* WHAT IS EXPECTED *
Reproduce every entry exactly and leave its pictures out.

* TASK INPUT *
____
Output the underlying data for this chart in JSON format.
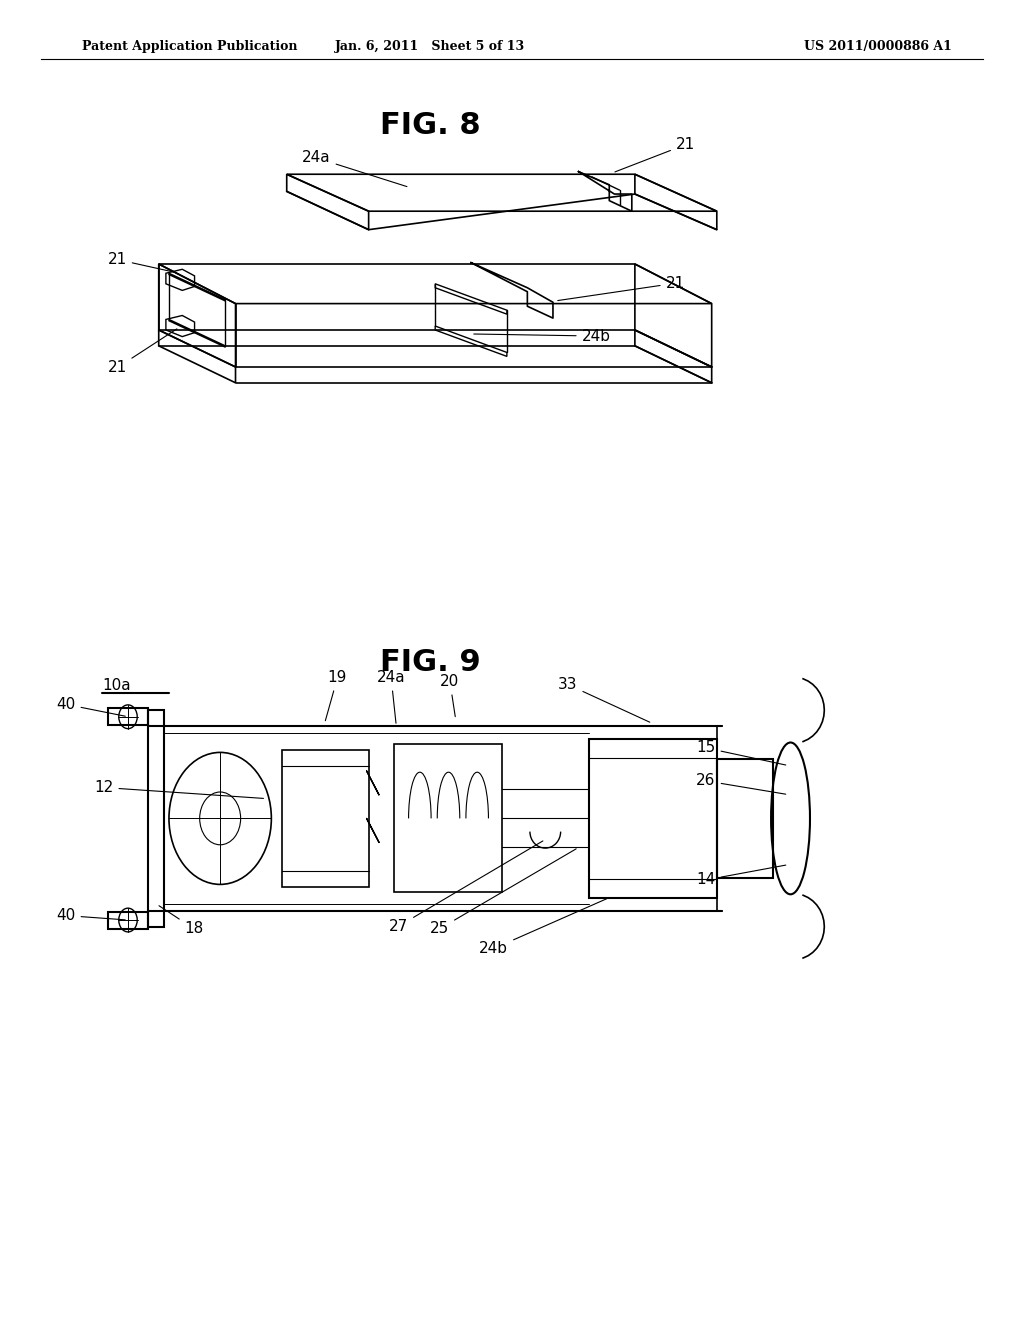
{
  "background_color": "#ffffff",
  "header_left": "Patent Application Publication",
  "header_mid": "Jan. 6, 2011   Sheet 5 of 13",
  "header_right": "US 2011/0000886 A1",
  "fig8_title": "FIG. 8",
  "fig9_title": "FIG. 9",
  "line_color": "#000000",
  "text_color": "#000000"
}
____
* ANSWER TO THE EXERCISE *
Output the underlying data for this chart in JSON format.
{
  "background_color": "#ffffff",
  "header_left": "Patent Application Publication",
  "header_mid": "Jan. 6, 2011   Sheet 5 of 13",
  "header_right": "US 2011/0000886 A1",
  "fig8_title": "FIG. 8",
  "fig9_title": "FIG. 9",
  "line_color": "#000000",
  "text_color": "#000000"
}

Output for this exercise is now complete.